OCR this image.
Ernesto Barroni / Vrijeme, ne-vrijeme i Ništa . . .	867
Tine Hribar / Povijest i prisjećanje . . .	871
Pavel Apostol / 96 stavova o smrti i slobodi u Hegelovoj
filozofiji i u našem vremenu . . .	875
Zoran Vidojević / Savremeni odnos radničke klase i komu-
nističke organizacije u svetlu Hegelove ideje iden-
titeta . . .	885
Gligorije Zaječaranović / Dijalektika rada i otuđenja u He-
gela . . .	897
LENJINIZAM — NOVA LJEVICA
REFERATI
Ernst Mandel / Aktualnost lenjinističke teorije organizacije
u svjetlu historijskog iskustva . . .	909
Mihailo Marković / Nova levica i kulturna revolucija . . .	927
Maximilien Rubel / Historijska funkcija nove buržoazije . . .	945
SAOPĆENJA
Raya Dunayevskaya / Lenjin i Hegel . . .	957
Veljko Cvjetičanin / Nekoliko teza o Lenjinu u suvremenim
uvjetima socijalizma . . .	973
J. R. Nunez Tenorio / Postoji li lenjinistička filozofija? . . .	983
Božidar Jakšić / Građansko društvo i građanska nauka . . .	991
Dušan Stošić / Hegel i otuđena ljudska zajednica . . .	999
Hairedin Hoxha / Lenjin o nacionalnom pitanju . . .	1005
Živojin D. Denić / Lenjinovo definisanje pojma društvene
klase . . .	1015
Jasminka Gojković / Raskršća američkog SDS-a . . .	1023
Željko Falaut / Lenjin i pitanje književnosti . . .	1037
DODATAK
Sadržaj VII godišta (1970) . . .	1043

> PROBLEM
Among the entries above, how many lines include the word "klase"? Reply with the number only.

> THE RESULT
2